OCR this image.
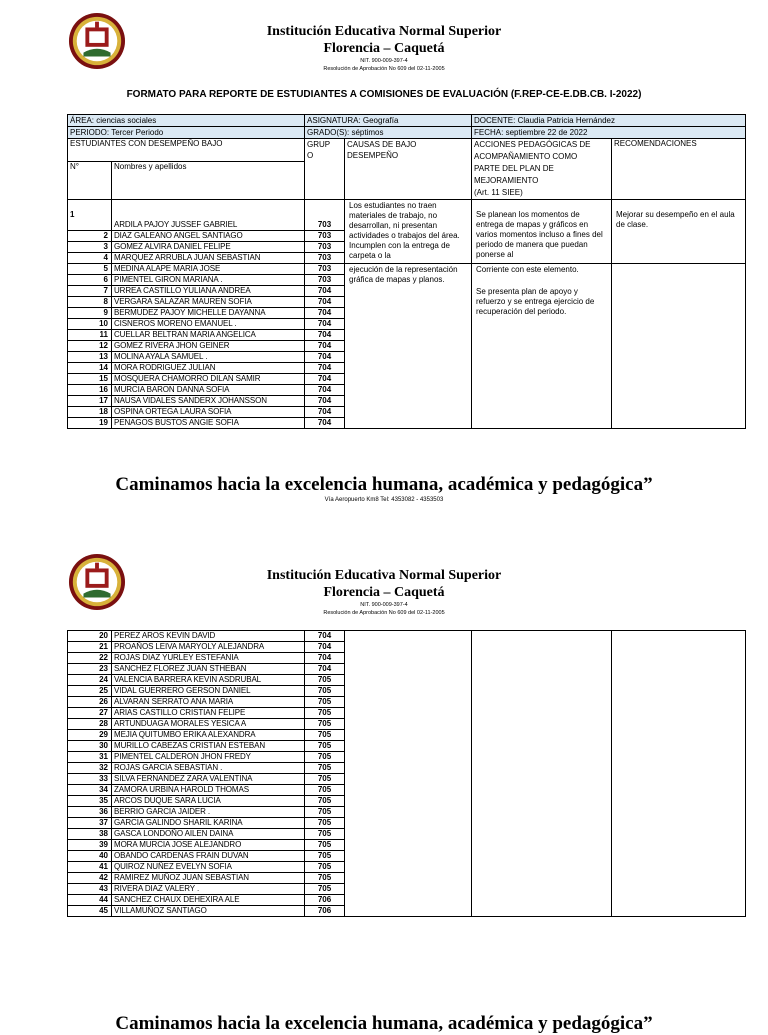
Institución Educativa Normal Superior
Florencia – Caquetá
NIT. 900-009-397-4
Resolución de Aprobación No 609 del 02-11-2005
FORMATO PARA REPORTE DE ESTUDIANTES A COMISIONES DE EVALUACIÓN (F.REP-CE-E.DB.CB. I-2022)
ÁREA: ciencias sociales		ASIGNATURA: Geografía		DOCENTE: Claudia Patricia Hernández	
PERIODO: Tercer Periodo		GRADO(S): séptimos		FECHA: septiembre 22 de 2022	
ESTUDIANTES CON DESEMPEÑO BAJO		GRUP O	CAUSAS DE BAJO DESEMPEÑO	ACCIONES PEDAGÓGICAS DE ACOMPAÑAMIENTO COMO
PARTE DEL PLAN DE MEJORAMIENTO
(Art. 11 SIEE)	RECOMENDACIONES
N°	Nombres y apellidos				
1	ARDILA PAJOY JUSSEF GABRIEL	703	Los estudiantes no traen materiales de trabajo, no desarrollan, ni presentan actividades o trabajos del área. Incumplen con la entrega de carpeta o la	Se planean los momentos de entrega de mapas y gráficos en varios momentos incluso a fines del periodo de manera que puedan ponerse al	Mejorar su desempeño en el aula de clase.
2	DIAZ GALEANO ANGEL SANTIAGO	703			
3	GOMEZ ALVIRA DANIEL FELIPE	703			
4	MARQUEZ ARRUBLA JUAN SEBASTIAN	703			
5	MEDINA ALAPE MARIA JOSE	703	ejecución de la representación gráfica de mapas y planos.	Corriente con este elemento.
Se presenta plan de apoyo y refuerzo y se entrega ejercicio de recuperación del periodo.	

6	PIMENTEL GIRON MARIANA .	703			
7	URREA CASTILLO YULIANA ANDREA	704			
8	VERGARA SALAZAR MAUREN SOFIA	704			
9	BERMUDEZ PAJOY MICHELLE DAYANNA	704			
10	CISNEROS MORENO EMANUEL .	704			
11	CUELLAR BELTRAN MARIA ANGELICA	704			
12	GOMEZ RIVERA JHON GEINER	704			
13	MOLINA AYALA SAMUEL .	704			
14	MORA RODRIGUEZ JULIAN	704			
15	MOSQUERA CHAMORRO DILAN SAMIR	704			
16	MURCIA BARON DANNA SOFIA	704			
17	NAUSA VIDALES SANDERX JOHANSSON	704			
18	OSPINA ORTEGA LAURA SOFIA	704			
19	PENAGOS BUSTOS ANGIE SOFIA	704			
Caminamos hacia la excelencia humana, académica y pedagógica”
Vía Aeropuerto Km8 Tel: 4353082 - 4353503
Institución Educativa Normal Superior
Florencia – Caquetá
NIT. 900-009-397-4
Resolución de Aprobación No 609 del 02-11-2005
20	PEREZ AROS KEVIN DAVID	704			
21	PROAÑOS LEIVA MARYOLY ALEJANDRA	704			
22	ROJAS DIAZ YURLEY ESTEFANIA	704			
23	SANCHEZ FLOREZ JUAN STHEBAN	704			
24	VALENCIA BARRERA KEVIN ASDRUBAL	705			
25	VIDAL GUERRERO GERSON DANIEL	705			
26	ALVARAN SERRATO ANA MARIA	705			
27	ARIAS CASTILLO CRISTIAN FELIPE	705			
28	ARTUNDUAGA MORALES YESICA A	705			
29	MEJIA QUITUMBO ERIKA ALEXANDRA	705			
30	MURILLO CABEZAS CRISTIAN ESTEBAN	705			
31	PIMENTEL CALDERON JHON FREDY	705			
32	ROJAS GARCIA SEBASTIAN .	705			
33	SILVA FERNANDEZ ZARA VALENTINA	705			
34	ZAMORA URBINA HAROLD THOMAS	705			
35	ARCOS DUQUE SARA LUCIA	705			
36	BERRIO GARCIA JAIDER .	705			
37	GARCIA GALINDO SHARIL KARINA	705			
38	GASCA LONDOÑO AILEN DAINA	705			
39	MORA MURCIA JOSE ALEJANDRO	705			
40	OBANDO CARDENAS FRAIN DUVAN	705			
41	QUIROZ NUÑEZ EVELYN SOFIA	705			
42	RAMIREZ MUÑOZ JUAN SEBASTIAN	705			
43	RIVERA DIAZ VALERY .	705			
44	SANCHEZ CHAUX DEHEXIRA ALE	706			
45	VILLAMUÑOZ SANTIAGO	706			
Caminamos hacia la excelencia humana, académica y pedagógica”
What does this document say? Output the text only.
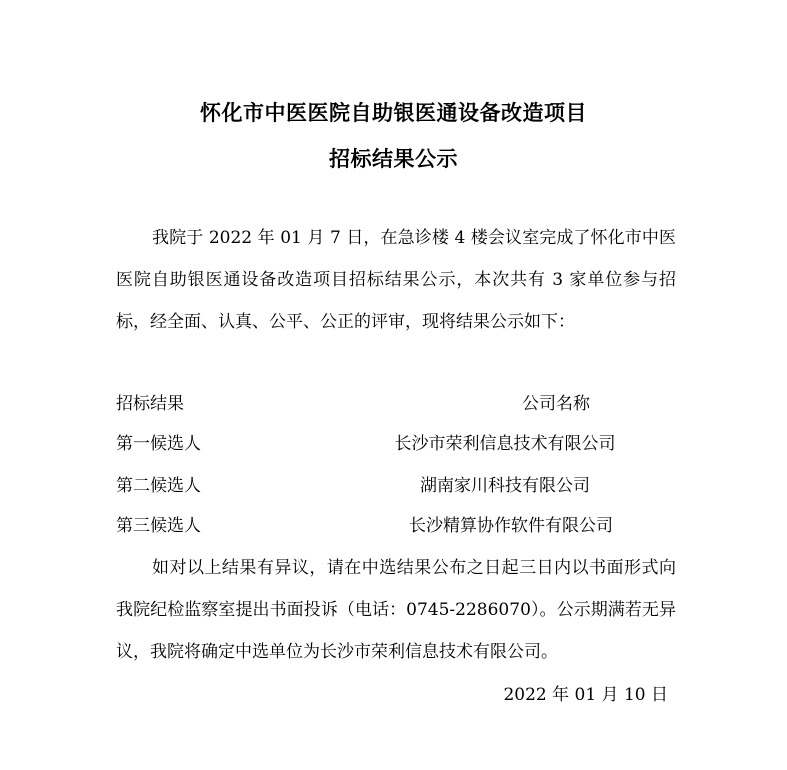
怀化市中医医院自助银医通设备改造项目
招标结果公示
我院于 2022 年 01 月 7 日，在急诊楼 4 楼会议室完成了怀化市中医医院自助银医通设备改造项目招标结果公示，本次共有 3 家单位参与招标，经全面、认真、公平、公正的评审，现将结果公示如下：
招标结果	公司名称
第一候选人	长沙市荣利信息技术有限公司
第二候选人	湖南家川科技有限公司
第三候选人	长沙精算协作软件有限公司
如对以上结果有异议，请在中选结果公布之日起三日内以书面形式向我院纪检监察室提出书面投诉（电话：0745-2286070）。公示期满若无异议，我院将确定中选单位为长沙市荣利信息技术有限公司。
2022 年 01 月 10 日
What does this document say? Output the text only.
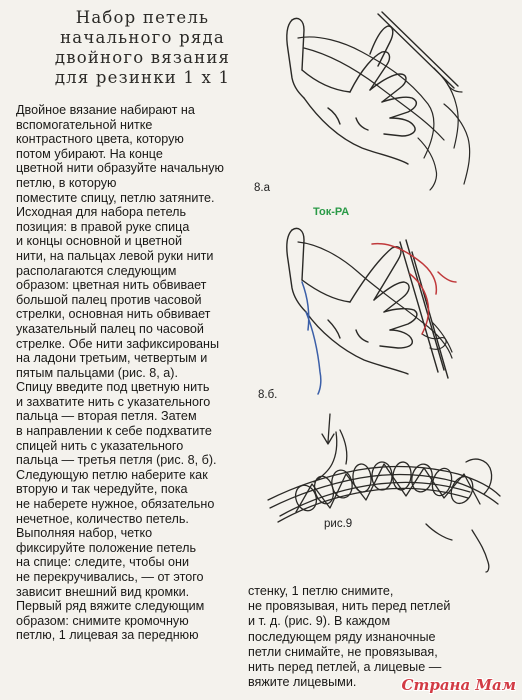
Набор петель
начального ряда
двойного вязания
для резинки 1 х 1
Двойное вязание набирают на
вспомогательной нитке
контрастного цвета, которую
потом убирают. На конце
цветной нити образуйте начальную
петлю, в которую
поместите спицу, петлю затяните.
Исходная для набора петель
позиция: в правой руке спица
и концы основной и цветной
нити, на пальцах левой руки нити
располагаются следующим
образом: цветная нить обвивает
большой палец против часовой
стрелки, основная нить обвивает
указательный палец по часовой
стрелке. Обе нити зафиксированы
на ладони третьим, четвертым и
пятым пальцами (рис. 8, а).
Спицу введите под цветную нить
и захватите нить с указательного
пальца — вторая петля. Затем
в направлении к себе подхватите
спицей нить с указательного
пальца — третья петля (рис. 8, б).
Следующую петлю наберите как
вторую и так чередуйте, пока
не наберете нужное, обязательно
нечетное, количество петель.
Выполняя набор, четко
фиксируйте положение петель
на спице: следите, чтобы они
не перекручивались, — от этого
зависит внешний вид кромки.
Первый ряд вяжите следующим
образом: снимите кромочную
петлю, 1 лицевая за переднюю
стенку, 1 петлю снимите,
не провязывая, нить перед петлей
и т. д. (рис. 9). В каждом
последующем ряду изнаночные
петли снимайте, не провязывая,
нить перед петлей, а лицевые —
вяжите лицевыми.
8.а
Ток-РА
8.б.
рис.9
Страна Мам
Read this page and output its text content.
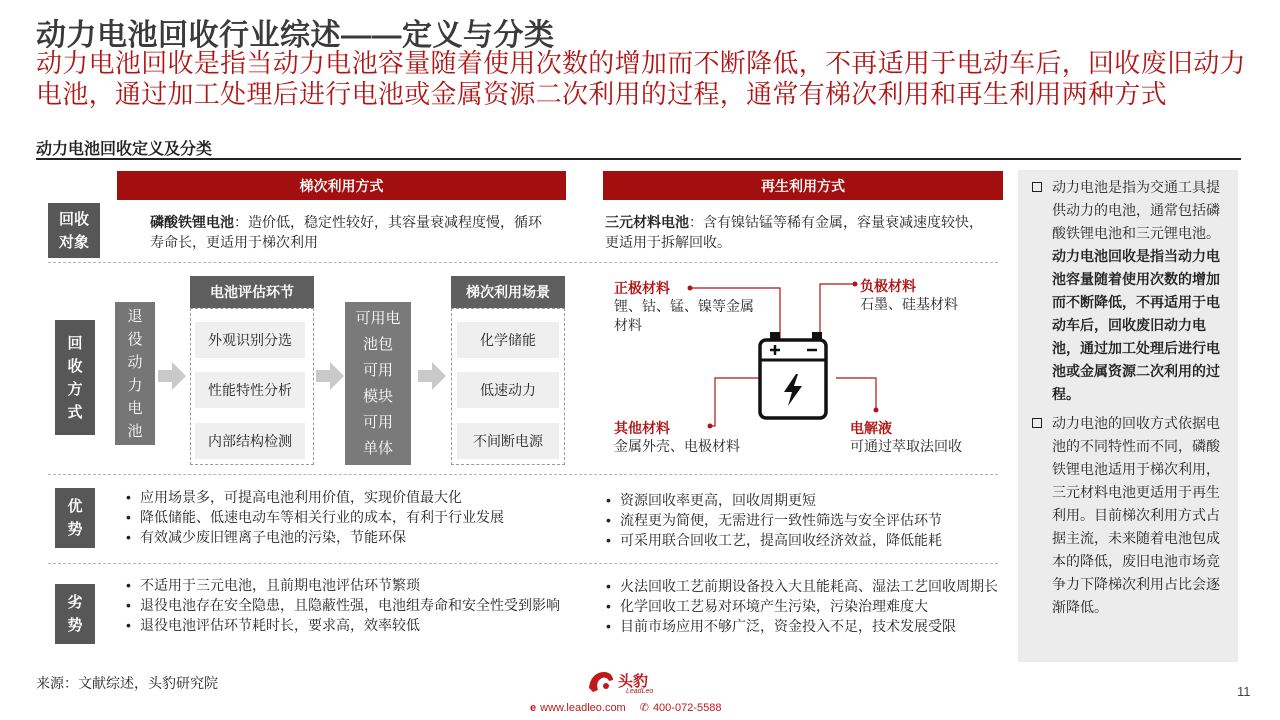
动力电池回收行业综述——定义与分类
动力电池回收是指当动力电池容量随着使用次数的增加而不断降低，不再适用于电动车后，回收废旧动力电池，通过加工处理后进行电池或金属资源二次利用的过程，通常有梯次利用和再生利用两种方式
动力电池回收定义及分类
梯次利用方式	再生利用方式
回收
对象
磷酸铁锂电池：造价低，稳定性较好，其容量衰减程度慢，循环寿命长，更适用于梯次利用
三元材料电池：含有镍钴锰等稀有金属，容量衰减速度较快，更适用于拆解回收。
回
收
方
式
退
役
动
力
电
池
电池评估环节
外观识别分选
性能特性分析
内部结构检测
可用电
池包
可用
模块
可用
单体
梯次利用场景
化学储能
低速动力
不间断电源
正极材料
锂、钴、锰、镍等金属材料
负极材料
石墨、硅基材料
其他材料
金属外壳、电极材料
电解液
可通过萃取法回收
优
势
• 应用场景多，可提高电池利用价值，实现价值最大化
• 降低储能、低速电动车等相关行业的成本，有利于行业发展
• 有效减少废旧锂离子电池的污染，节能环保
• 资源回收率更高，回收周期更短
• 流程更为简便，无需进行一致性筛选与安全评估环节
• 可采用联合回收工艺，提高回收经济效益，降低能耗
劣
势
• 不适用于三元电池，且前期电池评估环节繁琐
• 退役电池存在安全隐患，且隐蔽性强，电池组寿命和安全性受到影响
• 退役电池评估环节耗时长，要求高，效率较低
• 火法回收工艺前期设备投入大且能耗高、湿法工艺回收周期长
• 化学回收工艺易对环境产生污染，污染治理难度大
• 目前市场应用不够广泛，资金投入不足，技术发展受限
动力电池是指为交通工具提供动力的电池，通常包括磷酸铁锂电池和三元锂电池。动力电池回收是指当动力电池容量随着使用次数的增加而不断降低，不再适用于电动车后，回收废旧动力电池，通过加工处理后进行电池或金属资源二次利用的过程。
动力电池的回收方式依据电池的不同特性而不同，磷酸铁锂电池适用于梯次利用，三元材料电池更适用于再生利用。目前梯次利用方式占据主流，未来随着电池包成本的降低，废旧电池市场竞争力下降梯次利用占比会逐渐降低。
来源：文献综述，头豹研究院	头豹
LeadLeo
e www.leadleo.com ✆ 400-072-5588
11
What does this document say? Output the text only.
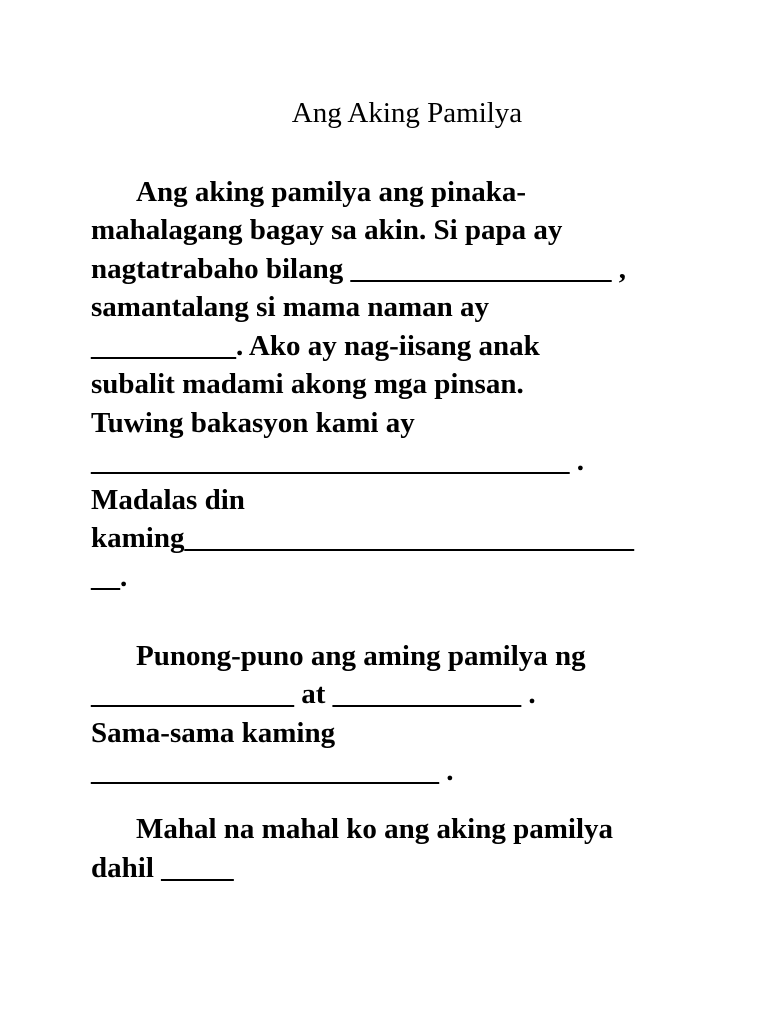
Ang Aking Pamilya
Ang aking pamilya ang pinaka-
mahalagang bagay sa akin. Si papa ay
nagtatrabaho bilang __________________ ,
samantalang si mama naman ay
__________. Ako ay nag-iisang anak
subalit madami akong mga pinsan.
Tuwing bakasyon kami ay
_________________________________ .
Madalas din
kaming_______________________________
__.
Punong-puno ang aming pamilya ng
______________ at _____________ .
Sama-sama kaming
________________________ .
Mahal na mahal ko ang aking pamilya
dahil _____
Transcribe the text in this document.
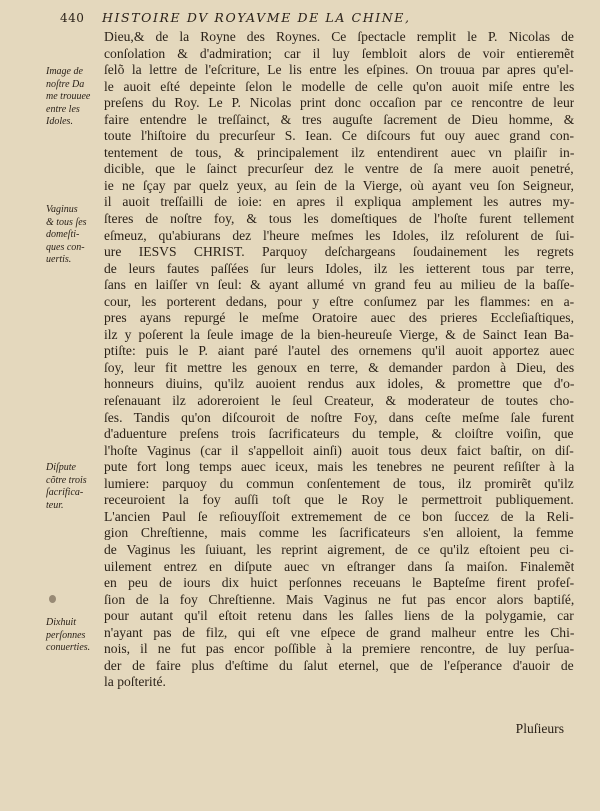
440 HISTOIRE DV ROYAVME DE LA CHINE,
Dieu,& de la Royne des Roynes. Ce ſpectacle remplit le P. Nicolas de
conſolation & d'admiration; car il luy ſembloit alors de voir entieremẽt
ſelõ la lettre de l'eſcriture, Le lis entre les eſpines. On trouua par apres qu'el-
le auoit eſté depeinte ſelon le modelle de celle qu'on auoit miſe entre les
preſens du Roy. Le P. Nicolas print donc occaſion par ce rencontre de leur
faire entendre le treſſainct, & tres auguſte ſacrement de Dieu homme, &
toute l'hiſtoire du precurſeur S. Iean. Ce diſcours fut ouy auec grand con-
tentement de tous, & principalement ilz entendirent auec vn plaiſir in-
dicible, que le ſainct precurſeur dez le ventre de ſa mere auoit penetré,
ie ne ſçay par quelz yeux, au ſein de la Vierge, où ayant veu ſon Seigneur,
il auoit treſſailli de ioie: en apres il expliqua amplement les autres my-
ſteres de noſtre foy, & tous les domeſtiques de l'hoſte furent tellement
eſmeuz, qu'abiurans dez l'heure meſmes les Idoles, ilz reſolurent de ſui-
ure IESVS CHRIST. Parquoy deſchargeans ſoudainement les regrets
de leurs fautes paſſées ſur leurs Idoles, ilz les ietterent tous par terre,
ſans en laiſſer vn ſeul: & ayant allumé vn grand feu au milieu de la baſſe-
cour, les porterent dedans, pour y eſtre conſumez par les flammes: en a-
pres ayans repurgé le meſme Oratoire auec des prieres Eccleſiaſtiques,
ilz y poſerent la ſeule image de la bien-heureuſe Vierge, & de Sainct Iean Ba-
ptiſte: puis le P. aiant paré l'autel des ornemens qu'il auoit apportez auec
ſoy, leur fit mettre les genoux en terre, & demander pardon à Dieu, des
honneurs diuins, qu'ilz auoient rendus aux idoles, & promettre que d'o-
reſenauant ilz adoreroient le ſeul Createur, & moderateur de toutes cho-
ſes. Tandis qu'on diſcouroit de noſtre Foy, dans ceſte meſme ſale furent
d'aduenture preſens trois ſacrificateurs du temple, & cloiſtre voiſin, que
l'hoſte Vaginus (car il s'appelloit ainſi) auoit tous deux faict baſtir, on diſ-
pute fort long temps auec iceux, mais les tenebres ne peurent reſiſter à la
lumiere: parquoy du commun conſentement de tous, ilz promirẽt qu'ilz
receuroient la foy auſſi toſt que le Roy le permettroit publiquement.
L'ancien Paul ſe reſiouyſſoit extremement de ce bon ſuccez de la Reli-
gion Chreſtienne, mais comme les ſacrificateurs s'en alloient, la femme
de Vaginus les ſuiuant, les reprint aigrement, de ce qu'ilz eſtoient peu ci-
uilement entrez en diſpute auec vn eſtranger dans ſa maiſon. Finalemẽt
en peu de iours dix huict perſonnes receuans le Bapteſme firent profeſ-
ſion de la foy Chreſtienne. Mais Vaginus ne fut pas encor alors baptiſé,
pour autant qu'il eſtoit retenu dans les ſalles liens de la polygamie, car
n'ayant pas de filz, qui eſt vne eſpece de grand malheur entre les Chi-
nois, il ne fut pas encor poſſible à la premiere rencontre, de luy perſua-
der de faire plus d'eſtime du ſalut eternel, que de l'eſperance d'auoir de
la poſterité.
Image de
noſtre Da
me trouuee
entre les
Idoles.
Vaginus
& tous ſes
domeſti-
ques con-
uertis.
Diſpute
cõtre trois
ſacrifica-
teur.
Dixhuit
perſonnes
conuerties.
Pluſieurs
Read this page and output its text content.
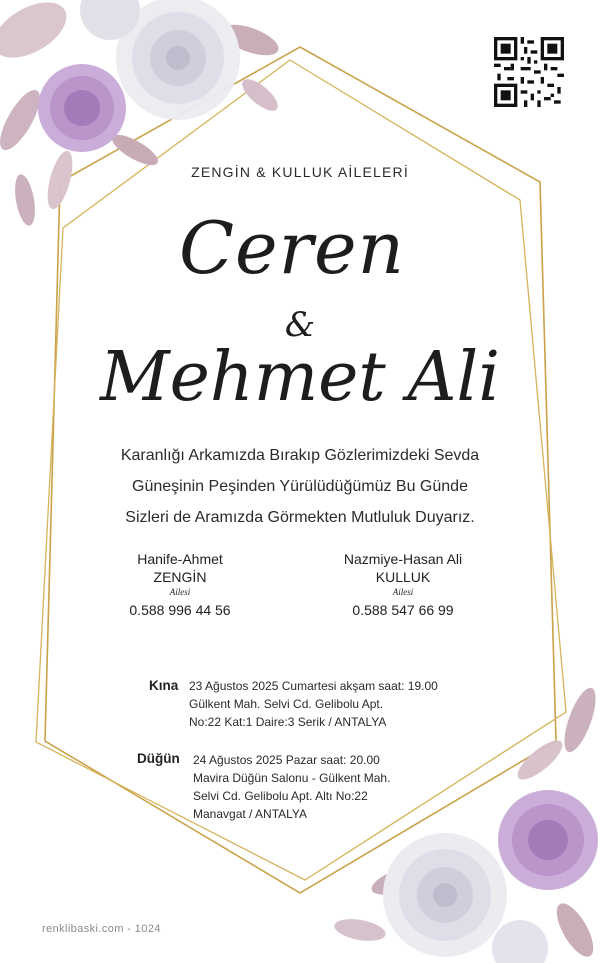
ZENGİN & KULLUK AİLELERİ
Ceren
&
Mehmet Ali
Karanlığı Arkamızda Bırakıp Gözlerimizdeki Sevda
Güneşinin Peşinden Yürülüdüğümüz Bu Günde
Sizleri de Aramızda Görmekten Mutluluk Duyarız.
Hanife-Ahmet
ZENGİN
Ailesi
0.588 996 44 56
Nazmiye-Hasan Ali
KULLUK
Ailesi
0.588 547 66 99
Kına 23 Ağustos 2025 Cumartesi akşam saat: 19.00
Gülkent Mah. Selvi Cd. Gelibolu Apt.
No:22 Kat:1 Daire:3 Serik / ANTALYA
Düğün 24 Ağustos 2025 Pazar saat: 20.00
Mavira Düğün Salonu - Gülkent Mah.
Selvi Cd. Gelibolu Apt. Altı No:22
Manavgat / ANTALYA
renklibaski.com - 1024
=-=-=-=-=
• [INSTRUCTIONS TO FOLLOW]: Copy all lines from the entries that contain the word "Dieu".

• [RESULT BELOW]:
Dieu,& de la Royne des Roynes. Ce ſpectacle remplit le P. Nicolas de
faire entendre le treſſainct, & tres auguſte ſacrement de Dieu homme, &
ſoy, leur fit mettre les genoux en terre, & demander pardon à Dieu, des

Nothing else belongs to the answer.